-------- Page extract --------

In a table I've put a field for date as I wanted the drop down calendar option in the form for the users and there's another one separate field for the time.
All works well in the form when entering and viewing the data in the form, however when you select the field to change the time, it shows "01/01/1900 14:00:00"
(14:00 is what was entered.)
And when you go into the table or another datasheet form with those fields, they are showing 01/01/1900 14:00:00.
We don't want the date in the 'Time' field. And why 1900? and not the year or date we're in??
For date in the table you can choose 'Date Only'. How do you do that for Time?? or what do you have to do??

Thank you
The reason for that date is because a date in Access is actually a number.
Before the decimal point is the date, and after it is the time.
Code:
? cdec(now())
 45863.4606828704 
? now()
25/07/2025 11:03:40
As your date is 0, that is 01/01/1900.

Simples, yes? :unsure:
 
Just to clarify further the date number is the number of days since 1900/01/01
 
Just to clarify further the date number is the number of days since 1900/01/01
isn't it Dec-30-1899?
since this CDate(0).
and Format(CDate(0),"mm/dd/yyyy") = 12/30/1899

this is what CoPilot explains:

In Microsoft Access, 01/01/1900 is often seen as a default or placeholder date—but it’s not the true "zero date" in Access. That honor actually goes to December 30, 1899, which represents day zero in Access's internal date-time system.

Here’s how it works:

  • Access stores dates as floating-point numbers, where the integer part counts days since 12/30/1899.
  • So, 01/01/1900 is day 2.
  • The decimal part represents the time of day (e.g., 0.5 = 12:00 PM).
🕒 Why does this matter?

  • If you store only a time (like 6:00 AM), Access still needs a date, so it defaults to something like 12/30/1899 or 01/01/1900 depending on how the value was created.
  • This can cause confusion when importing data from Excel, which uses 01/01/1900 as day 1, leading to a one-day offset between the two systems3.
If you're seeing 01/01/1900 in your tables or queries, it might be:

  • A default value for uninitialized date fields.
  • A result of importing from Excel or SQL Server.
  • A time-only value where the date portion defaults to 01/01/1900.
 
Last edited:
And when you go into the table or another datasheet form with those fields, they are showing 01/01/1900 14:00:00.
the field is Date/Time (so it is Date + Time).
you can suppress the Date portion by Editing the table structure and adding hh:nn in the Format Property
of the Date/Time field. but this is Only for display, the Date portion is still there.
 
The reason for that date is because a date in Access is actually a number.
Before the decimal point is the date, and after it is the time.
Code:
? cdec(now())
 45863.4606828704
? now()
25/07/2025 11:03:40
As your date is 0, that is 01/01/1900.

Simples, yes? :unsure:
Oh ok. that explains the date but what about the time? We have hours and seconds world wide, what are the 3rd 2 digits for? 14:00:00 ?

Have you set the format in the table for the time field? You would use something like hh:mm which you would use and not the date in the format in the time field properties.

-------- Data extracts --------

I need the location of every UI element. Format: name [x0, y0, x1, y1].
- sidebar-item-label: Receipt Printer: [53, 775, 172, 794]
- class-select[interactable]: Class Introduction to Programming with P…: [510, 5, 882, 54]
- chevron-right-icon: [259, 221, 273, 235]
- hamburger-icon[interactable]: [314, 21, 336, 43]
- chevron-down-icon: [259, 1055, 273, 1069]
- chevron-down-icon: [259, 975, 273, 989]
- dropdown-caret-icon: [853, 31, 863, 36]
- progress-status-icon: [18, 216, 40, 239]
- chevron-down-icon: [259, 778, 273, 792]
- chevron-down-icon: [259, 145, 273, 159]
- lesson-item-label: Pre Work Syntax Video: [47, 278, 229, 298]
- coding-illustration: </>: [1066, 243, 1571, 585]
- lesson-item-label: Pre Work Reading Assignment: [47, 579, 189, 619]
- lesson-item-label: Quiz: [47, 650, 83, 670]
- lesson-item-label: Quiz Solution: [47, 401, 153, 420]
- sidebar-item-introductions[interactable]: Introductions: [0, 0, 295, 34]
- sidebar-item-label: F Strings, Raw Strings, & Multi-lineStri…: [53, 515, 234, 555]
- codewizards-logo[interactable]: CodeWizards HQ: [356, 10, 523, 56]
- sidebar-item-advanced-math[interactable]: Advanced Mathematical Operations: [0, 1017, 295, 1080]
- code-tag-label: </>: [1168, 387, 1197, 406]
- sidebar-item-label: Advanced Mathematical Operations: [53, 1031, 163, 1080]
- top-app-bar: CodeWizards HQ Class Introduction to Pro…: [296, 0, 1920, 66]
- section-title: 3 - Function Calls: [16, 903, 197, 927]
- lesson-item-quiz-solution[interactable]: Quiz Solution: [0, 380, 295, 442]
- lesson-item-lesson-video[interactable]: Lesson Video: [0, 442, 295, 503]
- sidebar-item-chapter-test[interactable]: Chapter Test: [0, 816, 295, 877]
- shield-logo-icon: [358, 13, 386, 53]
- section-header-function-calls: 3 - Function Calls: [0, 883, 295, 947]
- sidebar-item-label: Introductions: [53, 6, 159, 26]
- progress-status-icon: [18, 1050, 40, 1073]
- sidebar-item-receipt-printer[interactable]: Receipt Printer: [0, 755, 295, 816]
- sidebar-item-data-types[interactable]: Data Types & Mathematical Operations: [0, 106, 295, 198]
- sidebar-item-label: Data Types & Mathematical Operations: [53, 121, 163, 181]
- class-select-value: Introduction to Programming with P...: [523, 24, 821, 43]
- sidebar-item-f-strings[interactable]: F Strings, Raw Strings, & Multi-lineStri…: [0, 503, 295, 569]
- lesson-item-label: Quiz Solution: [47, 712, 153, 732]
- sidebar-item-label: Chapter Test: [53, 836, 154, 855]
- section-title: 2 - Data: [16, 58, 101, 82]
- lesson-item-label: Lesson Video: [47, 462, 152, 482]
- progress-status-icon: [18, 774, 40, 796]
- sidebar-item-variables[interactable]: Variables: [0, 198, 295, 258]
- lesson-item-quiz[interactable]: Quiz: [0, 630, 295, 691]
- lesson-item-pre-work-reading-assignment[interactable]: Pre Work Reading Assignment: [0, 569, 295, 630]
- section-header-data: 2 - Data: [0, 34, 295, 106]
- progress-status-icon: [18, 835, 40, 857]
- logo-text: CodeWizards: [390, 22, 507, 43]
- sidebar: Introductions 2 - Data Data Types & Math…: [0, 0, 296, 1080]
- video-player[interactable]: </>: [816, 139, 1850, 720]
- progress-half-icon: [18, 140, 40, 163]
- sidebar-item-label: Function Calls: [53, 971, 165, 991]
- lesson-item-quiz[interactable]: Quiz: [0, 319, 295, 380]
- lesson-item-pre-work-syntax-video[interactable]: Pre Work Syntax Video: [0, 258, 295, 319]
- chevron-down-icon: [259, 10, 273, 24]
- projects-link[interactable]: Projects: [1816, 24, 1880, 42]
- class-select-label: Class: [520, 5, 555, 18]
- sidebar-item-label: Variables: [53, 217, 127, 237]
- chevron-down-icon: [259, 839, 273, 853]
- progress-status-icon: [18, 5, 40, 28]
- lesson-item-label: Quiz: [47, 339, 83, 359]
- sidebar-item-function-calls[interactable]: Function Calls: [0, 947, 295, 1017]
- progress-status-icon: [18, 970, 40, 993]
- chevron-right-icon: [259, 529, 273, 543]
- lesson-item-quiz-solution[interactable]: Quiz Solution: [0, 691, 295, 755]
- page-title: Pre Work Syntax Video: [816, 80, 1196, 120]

--------

▶ _Exercises to complete_
• A. How would you render the sentence "Before the decimal point is the date, and after it is the time." from the Access forum thread in Spanish?
• B. Do these statements agree with the Access forum thread? (i) Access stores dates as floating-point numbers. (ii) Adding hh:nn in the Format Property removes the date portion from the stored value. (iii) Format(CDate(0),"mm/dd/yyyy") returns 01/01/1900. Answer yes or no for each, quoting the words from the thread that decide it.
Answer using only the Access forum thread.

▶ _Numbered answers_
• A. Antes del punto decimal está la fecha, y después está la hora.

• B.
(i) Yes: "Access stores dates as floating-point numbers, where the integer part counts days since 12/30/1899."
(ii) No: "this is Only for display, the Date portion is still there"
(iii) No: "Format(CDate(0),"mm/dd/yyyy") = 12/30/1899"